- Requirement
Read the records below. Copy each line where the string "text" occurs.

- Material
* begin *

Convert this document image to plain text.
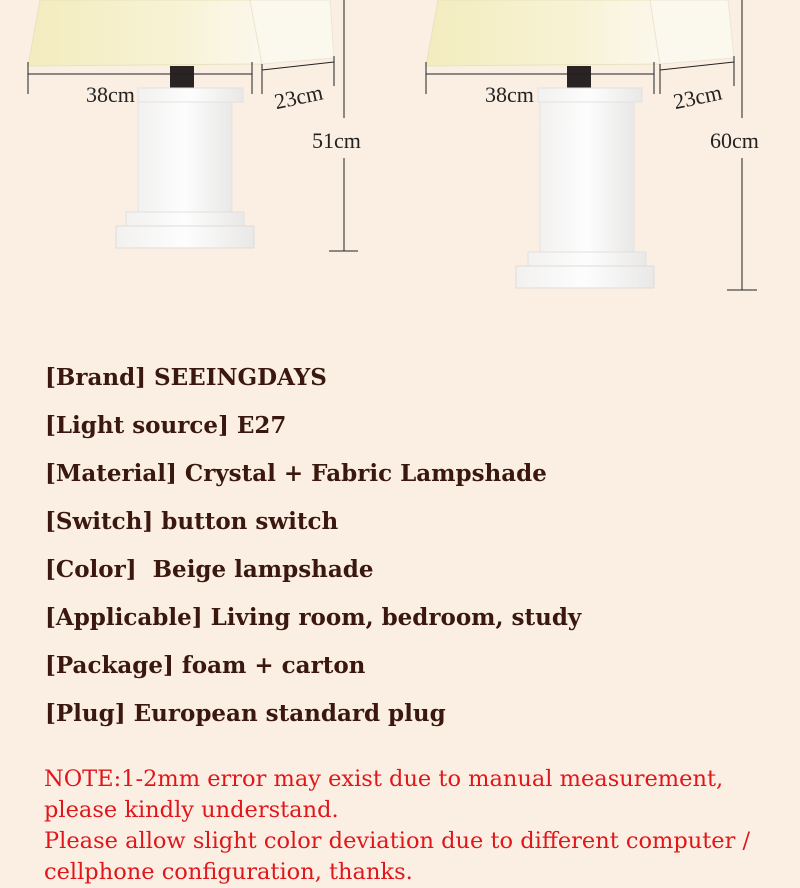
38cm	23cm
51cm
38cm	23cm
60cm
[Brand] SEEINGDAYS
[Light source] E27
[Material] Crystal + Fabric Lampshade
[Switch] button switch
[Color]  Beige lampshade
[Applicable] Living room, bedroom, study
[Package] foam + carton
[Plug] European standard plug
NOTE:1-2mm error may exist due to manual measurement,
please kindly understand.
Please allow slight color deviation due to different computer /
cellphone configuration, thanks.
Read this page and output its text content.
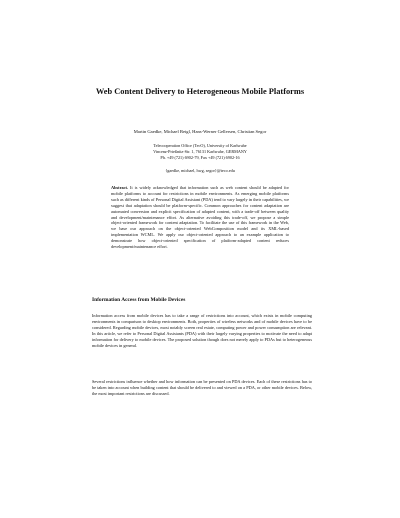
Web Content Delivery to Heterogeneous Mobile Platforms
Martin Gaedke, Michael Beigl, Hans-Werner Gellersen, Christian Segor
Telecooperation Office (TecO), University of Karlsruhe
Vincenz-Prießnitz-Str. 1, 76131 Karlsruhe, GERMANY
Ph. +49 (721) 6902-79, Fax +49 (721) 6902-16
{gaedke, michael, hwg, segor}@teco.edu
Abstract. It is widely acknowledged that information such as web content should be adapted for mobile platforms to account for restrictions in mobile environments. As emerging mobile platforms such as different kinds of Personal Digital Assistant (PDA) tend to vary largely in their capabilities, we suggest that adaptation should be platform-specific. Common approaches for content adaptation are automated conversion and explicit specification of adapted content, with a trade-off between quality and development/maintenance effort. As alternative avoiding this trade-off, we propose a simple object-oriented framework for content adaptation. To facilitate the use of this framework in the Web, we base our approach on the object-oriented WebComposition model and its XML-based implementation WCML. We apply our object-oriented approach to an example application to demonstrate how object-oriented specification of platform-adapted content reduces development/maintenance effort.
Information Access from Mobile Devices
Information access from mobile devices has to take a range of restrictions into account, which exists in mobile computing environments in comparison to desktop environments. Both, properties of wireless networks and of mobile devices have to be considered. Regarding mobile devices, most notably screen real estate, computing power and power consumption are relevant. In this article, we refer to Personal Digital Assistants (PDA) with their largely varying properties to motivate the need to adapt information for delivery to mobile devices. The proposed solution though does not merely apply to PDAs but to heterogeneous mobile devices in general.
Several restrictions influence whether and how information can be presented on PDA devices. Each of these restrictions has to be taken into account when building content that should be delivered to and viewed on a PDA, or other mobile devices. Below, the most important restrictions are discussed.
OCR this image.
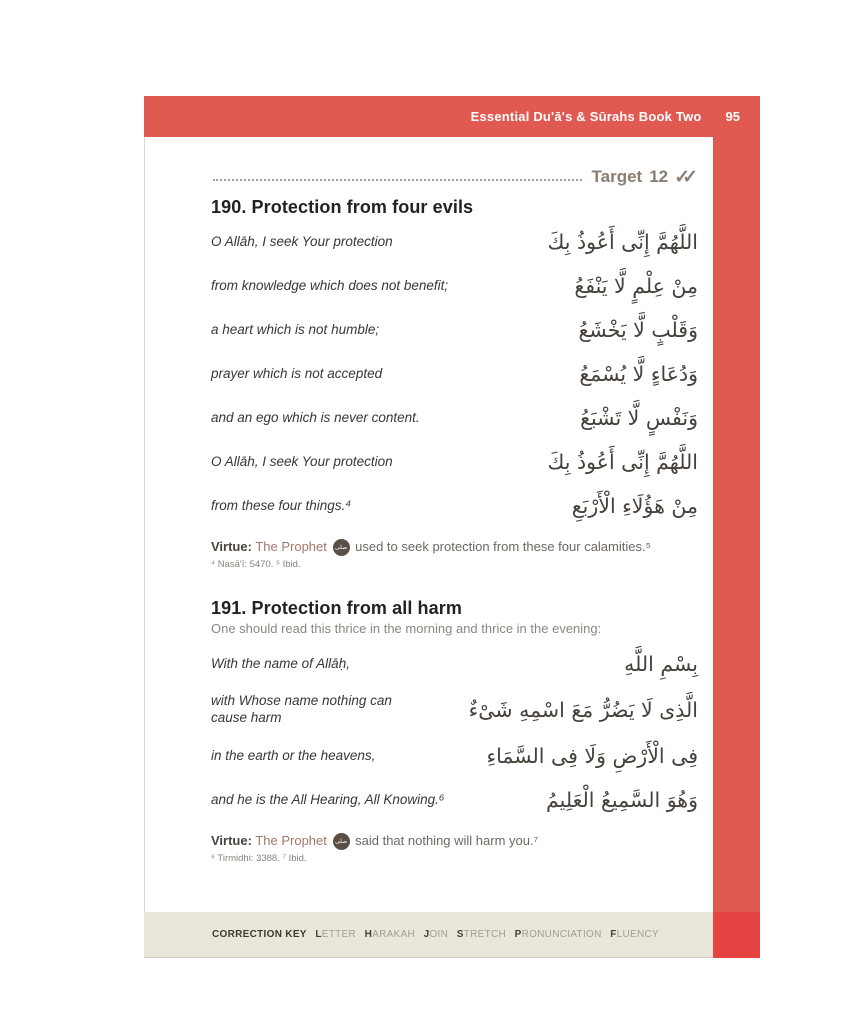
Essential Du'ā's & Sūrahs Book Two 95
Target 12 ✓✓
190. Protection from four evils
O Allāh, I seek Your protection	اللَّهُمَّ إِنِّى أَعُوذُ بِكَ
from knowledge which does not benefit;	مِنْ عِلْمٍ لَّا يَنْفَعُ
a heart which is not humble;	وَقَلْبٍ لَّا يَخْشَعُ
prayer which is not accepted	وَدُعَاءٍ لَّا يُسْمَعُ
and an ego which is never content.	وَنَفْسٍ لَّا تَشْبَعُ
O Allāh, I seek Your protection	اللَّهُمَّ إِنِّى أَعُوذُ بِكَ
from these four things.⁴	مِنْ هَؤُلَاءِ الْأَرْبَعِ

Virtue: The Prophet صلى used to seek protection from these four calamities.⁵

⁴ Nasā'ī: 5470. ⁵ Ibid.

191. Protection from all harm

One should read this thrice in the morning and thrice in the evening:

With the name of Allāḥ,	بِسْمِ اللَّهِ
with Whose name nothing can cause harm	الَّذِى لَا يَضُرُّ مَعَ اسْمِهِ شَىْءٌ
in the earth or the heavens,	فِى الْأَرْضِ وَلَا فِى السَّمَاءِ
and he is the All Hearing, All Knowing.⁶	وَهُوَ السَّمِيعُ الْعَلِيمُ

Virtue: The Prophet صلى said that nothing will harm you.⁷

⁶ Tirmidhi: 3388. ⁷ Ibid.

CORRECTION KEY LETTER HARAKAH JOIN STRETCH PRONUNCIATION FLUENCY
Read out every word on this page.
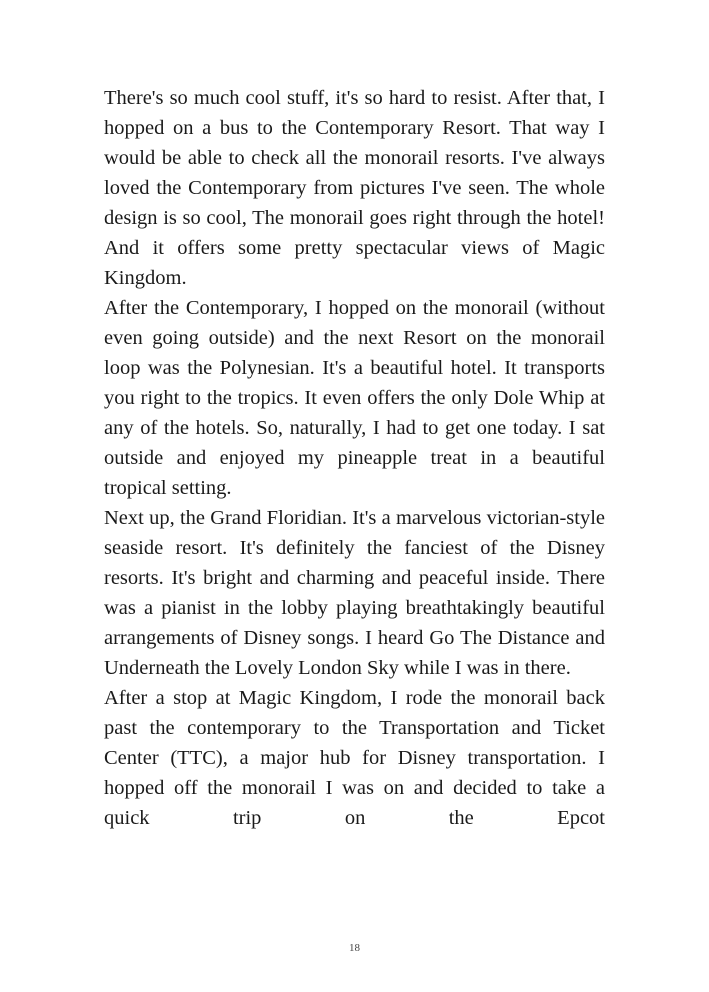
There's so much cool stuff, it's so hard to resist. After that, I hopped on a bus to the Contemporary Resort. That way I would be able to check all the monorail resorts. I've always loved the Contemporary from pictures I've seen. The whole design is so cool, The monorail goes right through the hotel! And it offers some pretty spectacular views of Magic Kingdom.

After the Contemporary, I hopped on the monorail (without even going outside) and the next Resort on the monorail loop was the Polynesian. It's a beautiful hotel. It transports you right to the tropics. It even offers the only Dole Whip at any of the hotels. So, naturally, I had to get one today. I sat outside and enjoyed my pineapple treat in a beautiful tropical setting.

Next up, the Grand Floridian. It's a marvelous victorian-style seaside resort. It's definitely the fanciest of the Disney resorts. It's bright and charming and peaceful inside. There was a pianist in the lobby playing breathtakingly beautiful arrangements of Disney songs. I heard Go The Distance and Underneath the Lovely London Sky while I was in there.

After a stop at Magic Kingdom, I rode the monorail back past the contemporary to the Transportation and Ticket Center (TTC), a major hub for Disney transportation. I hopped off the monorail I was on and decided to take a quick trip on the Epcot

18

* end *

- Answer to this exercise
Convert this document image to plain text.
Read this page and output its text content.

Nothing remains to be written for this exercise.